(Entries from a dataset)
begin
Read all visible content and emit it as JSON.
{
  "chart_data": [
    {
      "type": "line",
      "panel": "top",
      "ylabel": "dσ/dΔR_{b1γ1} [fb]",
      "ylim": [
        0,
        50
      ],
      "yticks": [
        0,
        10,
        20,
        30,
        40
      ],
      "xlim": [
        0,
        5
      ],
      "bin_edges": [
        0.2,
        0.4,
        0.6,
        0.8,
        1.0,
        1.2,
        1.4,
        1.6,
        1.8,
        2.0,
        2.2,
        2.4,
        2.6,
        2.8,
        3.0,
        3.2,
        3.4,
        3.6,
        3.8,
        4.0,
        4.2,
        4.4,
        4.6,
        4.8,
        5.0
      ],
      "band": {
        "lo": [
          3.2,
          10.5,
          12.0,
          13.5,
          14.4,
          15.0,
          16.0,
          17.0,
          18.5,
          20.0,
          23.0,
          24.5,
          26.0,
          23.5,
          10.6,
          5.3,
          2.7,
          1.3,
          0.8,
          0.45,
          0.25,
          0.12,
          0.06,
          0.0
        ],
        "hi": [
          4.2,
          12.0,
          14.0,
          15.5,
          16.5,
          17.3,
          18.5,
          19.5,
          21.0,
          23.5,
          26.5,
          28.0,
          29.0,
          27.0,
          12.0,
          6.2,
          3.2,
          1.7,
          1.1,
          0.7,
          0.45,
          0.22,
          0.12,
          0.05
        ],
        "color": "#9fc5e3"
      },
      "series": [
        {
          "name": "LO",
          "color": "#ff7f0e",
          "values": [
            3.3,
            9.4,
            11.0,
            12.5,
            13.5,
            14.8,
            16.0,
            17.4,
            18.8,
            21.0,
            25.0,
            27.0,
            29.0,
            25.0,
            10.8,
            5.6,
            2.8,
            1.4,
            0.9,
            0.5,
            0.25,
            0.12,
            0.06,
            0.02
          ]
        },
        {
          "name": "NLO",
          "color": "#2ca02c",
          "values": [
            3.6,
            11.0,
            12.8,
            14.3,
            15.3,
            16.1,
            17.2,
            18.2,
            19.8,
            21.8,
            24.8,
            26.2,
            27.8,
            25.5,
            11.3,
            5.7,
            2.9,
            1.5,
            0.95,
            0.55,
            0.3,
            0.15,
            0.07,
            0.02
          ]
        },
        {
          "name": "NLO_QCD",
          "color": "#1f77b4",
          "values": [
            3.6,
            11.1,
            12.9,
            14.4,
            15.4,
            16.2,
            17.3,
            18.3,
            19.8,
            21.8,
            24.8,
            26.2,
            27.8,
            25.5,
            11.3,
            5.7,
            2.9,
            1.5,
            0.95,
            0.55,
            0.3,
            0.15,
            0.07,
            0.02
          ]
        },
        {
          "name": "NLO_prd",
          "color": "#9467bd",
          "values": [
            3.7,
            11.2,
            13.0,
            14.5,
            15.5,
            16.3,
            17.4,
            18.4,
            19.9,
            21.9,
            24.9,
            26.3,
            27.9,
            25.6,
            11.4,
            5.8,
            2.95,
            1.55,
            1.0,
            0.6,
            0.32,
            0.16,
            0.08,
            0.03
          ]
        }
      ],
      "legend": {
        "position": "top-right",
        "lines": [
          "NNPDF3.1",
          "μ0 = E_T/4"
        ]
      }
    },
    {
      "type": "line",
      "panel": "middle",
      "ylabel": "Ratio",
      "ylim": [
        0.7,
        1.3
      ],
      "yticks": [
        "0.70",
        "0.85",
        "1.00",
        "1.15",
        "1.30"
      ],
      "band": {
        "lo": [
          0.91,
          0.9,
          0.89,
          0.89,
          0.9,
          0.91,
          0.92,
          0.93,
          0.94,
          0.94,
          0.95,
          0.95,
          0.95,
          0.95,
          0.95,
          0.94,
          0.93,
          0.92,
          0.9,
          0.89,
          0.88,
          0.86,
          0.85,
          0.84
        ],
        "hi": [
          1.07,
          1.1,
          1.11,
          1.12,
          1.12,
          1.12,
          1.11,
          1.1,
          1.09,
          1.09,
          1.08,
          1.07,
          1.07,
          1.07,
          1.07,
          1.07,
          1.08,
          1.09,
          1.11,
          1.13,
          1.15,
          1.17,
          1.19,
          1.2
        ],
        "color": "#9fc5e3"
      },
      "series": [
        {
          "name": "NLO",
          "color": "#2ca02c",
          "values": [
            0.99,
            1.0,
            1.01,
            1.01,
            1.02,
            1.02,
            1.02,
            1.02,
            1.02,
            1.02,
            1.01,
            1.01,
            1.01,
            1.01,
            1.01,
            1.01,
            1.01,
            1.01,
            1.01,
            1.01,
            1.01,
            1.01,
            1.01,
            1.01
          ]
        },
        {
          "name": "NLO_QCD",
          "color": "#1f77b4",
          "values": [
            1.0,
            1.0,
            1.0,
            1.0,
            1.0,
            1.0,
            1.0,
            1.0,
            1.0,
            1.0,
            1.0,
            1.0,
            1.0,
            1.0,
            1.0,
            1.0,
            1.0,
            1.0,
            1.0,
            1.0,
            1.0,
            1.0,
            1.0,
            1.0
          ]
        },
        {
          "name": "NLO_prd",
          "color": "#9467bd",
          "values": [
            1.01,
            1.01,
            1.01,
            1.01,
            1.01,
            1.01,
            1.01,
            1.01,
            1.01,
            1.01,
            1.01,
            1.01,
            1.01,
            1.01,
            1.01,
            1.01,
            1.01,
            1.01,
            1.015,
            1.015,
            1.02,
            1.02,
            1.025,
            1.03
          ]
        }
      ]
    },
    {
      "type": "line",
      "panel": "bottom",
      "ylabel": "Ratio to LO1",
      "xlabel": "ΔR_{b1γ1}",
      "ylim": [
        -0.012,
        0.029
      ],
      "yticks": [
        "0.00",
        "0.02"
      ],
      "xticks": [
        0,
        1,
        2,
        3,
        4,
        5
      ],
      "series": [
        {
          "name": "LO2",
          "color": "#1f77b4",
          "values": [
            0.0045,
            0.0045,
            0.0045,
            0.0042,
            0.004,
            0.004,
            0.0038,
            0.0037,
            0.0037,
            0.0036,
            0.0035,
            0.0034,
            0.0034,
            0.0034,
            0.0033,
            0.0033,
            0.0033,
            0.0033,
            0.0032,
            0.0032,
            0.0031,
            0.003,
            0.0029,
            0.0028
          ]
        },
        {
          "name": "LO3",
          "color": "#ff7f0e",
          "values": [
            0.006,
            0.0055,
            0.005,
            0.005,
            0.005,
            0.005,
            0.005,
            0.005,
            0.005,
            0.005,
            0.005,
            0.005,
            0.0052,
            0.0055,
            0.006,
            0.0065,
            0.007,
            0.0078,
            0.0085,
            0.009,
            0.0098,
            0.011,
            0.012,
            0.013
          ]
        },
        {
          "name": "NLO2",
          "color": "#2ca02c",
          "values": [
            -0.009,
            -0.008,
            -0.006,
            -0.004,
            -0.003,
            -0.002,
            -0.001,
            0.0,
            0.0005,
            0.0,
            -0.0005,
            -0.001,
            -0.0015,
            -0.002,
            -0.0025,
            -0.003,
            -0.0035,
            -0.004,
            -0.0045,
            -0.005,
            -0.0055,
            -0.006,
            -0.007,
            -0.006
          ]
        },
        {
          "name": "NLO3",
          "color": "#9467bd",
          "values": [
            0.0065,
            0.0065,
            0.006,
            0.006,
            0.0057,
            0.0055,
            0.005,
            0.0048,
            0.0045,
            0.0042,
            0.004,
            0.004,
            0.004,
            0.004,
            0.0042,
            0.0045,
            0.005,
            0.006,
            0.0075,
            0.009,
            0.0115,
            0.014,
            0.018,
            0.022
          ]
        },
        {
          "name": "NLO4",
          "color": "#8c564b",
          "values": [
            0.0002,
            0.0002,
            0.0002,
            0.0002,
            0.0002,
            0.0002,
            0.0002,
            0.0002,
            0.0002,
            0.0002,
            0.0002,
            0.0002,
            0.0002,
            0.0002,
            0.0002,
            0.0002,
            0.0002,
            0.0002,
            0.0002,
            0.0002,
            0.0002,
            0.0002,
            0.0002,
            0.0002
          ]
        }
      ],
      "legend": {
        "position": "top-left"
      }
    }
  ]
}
end
▸ TASK
Collect every line with the string "position" from the records, and copy each.

▸ SOLUTION TO THE EXERCISE
        "position": "top-right",
        "position": "top-left"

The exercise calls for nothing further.